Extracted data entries
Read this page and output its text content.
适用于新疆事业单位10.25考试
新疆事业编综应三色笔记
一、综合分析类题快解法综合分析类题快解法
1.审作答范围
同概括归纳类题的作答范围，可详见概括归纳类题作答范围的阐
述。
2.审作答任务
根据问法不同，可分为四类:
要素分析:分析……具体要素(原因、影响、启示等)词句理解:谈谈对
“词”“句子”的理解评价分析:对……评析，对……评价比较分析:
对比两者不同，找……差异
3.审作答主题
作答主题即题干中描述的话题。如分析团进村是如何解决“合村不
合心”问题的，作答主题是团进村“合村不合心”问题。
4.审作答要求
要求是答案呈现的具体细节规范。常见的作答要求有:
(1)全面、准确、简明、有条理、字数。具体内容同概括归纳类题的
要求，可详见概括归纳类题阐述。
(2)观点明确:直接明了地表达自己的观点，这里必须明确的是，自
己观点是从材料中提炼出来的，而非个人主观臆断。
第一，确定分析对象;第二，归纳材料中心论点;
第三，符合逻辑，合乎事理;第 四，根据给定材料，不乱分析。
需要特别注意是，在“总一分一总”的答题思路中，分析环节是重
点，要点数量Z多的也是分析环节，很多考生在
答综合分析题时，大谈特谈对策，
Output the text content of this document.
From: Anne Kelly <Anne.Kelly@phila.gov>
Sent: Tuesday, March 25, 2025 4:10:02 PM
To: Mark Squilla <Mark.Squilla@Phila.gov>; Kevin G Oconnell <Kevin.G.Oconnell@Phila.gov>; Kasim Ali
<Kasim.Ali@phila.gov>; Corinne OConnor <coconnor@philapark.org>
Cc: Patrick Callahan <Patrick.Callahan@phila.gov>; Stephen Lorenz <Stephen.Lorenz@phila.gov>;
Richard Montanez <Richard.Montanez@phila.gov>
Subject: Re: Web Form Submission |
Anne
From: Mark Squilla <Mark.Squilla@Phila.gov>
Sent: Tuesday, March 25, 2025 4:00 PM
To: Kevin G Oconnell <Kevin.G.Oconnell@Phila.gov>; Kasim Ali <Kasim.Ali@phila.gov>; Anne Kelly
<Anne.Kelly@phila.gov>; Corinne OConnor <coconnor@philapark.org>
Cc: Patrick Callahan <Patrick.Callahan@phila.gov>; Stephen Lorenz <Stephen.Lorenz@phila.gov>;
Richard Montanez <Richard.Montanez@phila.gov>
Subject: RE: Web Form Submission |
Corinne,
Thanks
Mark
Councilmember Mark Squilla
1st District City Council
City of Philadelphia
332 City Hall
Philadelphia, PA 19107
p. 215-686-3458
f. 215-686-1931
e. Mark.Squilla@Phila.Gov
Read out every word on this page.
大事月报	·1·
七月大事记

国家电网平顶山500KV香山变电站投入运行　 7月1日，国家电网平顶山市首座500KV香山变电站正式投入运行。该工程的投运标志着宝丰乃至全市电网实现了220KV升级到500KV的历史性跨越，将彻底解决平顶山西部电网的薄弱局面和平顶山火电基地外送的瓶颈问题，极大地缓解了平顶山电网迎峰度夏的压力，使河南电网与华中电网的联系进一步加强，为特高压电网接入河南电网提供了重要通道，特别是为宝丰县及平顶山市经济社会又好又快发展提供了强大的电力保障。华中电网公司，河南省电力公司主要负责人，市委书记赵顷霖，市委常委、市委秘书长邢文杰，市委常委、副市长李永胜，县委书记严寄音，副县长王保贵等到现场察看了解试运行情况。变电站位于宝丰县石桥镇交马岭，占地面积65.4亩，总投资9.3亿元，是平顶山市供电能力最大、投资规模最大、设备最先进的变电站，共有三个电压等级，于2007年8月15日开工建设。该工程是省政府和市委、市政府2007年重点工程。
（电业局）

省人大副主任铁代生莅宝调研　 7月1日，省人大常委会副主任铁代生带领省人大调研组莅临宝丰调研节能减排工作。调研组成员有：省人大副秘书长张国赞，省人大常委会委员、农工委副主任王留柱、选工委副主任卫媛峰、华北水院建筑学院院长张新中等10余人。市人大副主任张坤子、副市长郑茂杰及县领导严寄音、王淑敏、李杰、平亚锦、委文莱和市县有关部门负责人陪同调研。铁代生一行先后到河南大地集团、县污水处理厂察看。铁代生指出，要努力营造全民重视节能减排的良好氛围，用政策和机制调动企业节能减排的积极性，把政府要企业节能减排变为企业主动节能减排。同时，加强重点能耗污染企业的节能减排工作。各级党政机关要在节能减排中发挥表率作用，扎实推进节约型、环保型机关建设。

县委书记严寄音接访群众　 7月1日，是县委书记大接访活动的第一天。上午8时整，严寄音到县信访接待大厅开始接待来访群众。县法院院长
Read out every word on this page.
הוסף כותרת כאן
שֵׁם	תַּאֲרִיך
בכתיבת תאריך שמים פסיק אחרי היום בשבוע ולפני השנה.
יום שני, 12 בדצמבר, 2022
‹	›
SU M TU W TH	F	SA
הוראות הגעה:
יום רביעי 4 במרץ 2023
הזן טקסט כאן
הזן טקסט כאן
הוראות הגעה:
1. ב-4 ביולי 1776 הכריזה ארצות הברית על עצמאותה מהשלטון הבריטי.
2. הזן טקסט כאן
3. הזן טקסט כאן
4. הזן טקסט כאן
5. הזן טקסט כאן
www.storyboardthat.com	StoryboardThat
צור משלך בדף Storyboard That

» **What to produce**:
Leave out every line without the string "Oconnell" and copy the rest.

» **Complete response**:
To: Mark Squilla <Mark.Squilla@Phila.gov>; Kevin G Oconnell <Kevin.G.Oconnell@Phila.gov>; Kasim Ali
To: Kevin G Oconnell <Kevin.G.Oconnell@Phila.gov>; Kasim Ali <Kasim.Ali@phila.gov>; Anne Kelly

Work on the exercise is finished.